INSTRUÇÕES DE TRABALHO:
1. Responda com base no texto sobre a inadimplência em Feira de Santana:
(a) Qual é o nome do gestor da Câmara de Dirigentes Lojistas citado no texto?
(b) Em qual programa ele concedeu a entrevista?
(c) Quais contas de concessionárias aparecem como exemplo entre as causas do endividamento?
2. Retome o texto sobre a inadimplência em Feira de Santana a partir do ponto em que ele termina.

Inadimplência | Comércio de Feira de Santana | Inadimplência cresce e já afeta quatro em cada dez consumidores em Feira de Santana, alerta CDL
Gestor da CDL aponta cartão de crédito, contas de concessionárias e falta de educação financeira como principais causas do aumento das dívidas e da queda no poder de compra da população.
A inadimplência continua avançando no Brasil e já provoca impactos diretos no comércio de Feira de Santana. Segundo informações apresentadas pelo gestor da Câmara de Dirigentes Lojistas, André Pitombo, cerca de quatro em cada dez consumidores adultos estão com o nome negativado nos serviços de proteção ao crédito, número que acompanha a média nacional.
Em entrevista ao programa Jornal TransBrasil, André destacou que a falta de crédito reduz o poder de compra da população e afeta diretamente as vendas no comércio local. Segundo ele, muitos consumidores acabam recorrendo a dinheiro emprestado, cartões de terceiros ou deixam de consumir devido às restrições no nome.
Entre as principais causas do endividamento estão contas de concessionárias, como energia elétrica e água, além das dívidas acumuladas no cartão de crédito. De acordo com o gestor, os juros elevados transformam pequenos débitos em valores praticamente impagáveis para muitas famílias.

LINHAS LISTADAS:

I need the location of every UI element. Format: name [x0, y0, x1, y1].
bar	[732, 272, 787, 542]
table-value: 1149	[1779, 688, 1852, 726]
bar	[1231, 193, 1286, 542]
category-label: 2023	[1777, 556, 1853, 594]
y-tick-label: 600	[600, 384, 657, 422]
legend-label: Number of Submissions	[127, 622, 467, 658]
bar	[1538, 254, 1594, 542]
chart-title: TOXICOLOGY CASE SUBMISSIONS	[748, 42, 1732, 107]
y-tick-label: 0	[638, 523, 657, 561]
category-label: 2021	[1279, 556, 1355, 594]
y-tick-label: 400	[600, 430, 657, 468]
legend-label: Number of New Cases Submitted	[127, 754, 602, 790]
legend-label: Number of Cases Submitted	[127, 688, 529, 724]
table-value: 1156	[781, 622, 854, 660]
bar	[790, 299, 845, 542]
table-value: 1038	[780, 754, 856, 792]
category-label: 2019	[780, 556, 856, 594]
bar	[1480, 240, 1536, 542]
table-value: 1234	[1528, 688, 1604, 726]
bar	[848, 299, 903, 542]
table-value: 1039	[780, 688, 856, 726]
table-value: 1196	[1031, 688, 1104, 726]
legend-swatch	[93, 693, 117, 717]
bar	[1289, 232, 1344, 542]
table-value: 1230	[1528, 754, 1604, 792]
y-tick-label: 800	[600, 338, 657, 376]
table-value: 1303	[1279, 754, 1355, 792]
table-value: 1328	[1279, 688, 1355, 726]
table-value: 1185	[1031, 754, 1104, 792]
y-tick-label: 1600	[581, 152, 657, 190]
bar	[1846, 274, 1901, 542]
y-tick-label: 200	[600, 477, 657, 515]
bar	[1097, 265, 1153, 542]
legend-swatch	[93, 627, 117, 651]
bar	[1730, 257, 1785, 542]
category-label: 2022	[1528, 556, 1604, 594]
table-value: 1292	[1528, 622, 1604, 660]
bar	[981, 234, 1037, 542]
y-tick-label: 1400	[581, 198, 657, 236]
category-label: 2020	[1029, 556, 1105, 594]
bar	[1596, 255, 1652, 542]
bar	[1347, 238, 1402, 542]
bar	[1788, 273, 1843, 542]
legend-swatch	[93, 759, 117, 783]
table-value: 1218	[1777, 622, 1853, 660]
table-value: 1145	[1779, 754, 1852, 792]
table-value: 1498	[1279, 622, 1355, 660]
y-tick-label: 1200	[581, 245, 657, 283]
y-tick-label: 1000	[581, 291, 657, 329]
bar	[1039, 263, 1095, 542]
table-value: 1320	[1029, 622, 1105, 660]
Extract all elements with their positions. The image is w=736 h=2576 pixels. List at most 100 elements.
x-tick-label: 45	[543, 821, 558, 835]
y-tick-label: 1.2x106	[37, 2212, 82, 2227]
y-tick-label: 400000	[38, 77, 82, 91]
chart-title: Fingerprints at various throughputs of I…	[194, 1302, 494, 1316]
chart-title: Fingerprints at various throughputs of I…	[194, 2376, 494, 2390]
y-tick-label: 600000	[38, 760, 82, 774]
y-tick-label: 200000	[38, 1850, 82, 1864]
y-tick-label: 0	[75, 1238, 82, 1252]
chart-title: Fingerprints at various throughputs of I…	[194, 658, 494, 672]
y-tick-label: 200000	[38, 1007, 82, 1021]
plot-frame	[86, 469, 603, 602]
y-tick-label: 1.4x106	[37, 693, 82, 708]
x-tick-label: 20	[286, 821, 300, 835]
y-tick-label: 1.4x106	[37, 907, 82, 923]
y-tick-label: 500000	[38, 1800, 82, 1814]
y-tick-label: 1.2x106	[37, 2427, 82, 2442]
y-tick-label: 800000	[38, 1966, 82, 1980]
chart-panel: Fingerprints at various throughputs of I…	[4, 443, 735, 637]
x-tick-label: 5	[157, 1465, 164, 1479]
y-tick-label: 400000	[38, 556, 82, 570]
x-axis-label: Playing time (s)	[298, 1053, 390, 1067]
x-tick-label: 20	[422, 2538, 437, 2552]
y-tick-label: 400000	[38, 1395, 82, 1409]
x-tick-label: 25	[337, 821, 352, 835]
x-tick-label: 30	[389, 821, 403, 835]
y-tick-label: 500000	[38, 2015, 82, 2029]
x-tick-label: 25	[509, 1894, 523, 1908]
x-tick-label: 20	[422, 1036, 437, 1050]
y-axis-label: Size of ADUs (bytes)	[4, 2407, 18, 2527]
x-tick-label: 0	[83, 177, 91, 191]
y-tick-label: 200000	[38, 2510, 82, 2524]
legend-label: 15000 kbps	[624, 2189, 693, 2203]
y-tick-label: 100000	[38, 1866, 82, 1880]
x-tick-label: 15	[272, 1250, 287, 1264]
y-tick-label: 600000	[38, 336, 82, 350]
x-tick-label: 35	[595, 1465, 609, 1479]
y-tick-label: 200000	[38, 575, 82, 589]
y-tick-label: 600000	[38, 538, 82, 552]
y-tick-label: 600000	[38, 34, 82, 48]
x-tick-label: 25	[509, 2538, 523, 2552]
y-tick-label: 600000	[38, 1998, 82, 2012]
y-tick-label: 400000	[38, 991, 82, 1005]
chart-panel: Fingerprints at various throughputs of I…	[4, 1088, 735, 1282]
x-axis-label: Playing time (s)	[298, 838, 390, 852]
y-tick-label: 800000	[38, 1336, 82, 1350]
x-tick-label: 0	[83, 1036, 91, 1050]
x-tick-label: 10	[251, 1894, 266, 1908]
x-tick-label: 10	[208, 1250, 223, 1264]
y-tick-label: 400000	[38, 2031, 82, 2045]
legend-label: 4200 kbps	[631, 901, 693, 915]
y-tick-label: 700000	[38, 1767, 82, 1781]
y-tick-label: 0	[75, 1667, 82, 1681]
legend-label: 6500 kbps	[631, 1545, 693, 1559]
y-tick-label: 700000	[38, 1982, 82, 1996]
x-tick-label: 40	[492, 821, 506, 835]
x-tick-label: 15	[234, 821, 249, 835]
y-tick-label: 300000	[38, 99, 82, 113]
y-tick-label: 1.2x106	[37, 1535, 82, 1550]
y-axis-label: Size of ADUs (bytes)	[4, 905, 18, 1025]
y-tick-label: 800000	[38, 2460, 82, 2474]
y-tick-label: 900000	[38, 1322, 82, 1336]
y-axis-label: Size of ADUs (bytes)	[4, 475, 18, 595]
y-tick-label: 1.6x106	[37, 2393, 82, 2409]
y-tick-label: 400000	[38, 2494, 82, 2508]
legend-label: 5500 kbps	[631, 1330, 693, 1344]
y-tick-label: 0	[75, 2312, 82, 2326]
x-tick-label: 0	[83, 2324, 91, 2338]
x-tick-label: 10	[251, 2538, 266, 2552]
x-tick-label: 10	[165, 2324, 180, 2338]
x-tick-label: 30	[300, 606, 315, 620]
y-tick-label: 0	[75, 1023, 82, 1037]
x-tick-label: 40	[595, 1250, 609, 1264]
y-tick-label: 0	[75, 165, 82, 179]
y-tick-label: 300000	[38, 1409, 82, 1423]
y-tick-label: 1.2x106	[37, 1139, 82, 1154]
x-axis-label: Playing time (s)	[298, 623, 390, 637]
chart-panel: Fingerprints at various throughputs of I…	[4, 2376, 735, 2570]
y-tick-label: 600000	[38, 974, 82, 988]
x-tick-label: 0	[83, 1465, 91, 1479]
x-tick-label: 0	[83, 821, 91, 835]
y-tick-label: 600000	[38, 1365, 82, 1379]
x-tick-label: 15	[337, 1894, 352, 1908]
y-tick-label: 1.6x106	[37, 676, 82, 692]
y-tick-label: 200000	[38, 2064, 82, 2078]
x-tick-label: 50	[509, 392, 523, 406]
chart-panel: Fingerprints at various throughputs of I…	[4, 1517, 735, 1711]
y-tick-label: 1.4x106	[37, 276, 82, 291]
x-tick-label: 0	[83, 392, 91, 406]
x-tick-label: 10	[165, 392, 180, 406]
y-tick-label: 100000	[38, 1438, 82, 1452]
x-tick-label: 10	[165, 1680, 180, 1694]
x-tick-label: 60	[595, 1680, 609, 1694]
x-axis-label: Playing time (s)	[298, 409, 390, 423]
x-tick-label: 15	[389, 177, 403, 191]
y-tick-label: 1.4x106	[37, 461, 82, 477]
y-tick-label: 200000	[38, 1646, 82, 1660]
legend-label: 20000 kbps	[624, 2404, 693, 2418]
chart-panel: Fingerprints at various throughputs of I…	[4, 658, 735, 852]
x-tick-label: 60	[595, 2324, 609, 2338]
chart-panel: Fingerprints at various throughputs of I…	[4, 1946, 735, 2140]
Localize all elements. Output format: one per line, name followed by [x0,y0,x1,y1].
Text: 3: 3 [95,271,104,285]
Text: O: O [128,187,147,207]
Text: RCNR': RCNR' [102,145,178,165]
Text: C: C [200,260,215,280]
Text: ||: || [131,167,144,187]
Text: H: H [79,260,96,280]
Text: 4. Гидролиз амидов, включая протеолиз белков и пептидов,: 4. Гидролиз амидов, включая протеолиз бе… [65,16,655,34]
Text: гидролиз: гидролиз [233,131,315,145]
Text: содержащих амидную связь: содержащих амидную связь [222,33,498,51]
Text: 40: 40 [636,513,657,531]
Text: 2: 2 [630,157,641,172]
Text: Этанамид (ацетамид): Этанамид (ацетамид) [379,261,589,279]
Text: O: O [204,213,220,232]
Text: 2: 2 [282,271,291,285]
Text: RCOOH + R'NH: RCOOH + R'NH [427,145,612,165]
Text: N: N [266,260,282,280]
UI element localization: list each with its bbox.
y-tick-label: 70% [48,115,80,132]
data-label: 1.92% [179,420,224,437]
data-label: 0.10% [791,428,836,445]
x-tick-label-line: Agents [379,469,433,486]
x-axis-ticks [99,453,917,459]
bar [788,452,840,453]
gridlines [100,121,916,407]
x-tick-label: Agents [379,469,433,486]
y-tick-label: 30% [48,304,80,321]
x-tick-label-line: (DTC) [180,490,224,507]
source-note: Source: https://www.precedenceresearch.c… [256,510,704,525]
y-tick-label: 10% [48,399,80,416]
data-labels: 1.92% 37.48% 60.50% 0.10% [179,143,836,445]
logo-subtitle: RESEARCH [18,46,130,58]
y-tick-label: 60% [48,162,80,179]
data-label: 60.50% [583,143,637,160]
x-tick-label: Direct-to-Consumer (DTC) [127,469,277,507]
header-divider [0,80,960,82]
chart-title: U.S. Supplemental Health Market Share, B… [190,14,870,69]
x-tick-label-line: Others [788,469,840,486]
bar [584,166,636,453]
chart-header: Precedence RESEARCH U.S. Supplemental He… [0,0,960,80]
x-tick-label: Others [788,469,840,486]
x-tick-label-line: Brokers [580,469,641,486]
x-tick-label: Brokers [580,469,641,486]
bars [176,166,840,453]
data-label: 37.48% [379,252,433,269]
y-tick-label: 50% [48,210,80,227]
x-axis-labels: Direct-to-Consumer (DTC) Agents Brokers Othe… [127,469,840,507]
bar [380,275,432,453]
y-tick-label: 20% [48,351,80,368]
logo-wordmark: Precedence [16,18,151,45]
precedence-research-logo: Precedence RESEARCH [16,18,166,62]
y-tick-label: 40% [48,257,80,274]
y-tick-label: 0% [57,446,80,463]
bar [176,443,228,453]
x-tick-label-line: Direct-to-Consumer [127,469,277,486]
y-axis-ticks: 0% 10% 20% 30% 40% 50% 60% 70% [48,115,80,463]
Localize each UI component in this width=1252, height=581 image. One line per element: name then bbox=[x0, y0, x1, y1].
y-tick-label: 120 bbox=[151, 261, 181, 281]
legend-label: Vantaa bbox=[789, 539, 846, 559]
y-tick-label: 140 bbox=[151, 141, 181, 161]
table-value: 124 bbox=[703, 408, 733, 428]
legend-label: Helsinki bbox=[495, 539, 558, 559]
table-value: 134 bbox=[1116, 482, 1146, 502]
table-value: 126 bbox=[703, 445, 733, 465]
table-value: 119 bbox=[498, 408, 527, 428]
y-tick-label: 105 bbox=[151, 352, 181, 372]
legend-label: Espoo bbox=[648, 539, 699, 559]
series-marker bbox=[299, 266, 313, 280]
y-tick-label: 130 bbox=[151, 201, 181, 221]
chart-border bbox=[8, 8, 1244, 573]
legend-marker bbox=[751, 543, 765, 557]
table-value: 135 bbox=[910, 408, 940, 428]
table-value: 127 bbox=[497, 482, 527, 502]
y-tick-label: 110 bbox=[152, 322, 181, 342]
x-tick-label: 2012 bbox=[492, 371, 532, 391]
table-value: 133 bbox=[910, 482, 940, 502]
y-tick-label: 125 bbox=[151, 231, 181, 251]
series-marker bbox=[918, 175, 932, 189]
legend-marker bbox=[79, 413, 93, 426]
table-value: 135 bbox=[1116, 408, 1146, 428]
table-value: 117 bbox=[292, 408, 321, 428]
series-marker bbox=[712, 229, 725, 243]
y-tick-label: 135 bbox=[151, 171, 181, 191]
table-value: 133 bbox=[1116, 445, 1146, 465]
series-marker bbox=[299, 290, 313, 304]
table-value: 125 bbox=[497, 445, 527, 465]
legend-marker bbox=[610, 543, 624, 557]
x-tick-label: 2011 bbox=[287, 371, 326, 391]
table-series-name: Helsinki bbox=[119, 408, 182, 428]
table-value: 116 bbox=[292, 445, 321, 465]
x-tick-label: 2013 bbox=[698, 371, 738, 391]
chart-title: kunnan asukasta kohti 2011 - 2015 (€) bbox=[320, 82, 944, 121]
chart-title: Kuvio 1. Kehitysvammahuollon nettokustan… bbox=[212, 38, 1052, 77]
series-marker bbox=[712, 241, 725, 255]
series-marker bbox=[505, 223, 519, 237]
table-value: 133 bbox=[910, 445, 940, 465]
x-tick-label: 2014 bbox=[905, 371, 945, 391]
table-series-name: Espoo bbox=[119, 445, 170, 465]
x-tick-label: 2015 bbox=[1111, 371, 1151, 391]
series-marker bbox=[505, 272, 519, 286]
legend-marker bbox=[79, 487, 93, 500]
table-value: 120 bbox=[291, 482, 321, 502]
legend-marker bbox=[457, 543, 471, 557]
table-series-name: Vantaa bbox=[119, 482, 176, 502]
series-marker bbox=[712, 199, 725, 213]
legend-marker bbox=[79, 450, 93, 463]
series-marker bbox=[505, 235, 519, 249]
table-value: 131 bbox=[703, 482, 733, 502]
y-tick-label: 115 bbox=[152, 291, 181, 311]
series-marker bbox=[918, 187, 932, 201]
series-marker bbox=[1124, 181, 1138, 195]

RESPOSTAS DAS TAREFAS:
1.
(a) André Pitombo.
(b) No programa Jornal TransBrasil.
(c) As contas de energia elétrica e de água.

2.
Pitombo afirmou ainda que o Brasil já se aproxima da marca de 80 milhões de inadimplentes, representando quase metade da população adulta do país. Em Feira de Santana, o valor médio das dívidas varia entre R$ 800 e R$ 5 mil.
Outro ponto destacado durante a entrevista foi a falta de educação financeira. Segundo André, muitas pessoas confundem limite de cartão de crédito com aumento de renda e acabam comprometendo o orçamento além da capacidade de pagamento.
O gestor também comentou sobre o programa Desenrola Brasil, do governo federal. Para ele, a iniciativa ajuda ao permitir a troca de dívidas mais caras por negociações com juros menores, mas não resolve o problema estrutural da falta de planejamento financeiro.
Além dos impactos econômicos, André Pitombo ressaltou que o endividamento também interfere na saúde emocional das famílias, contribuindo para casos de ansiedade, depressão e até conflitos familiares.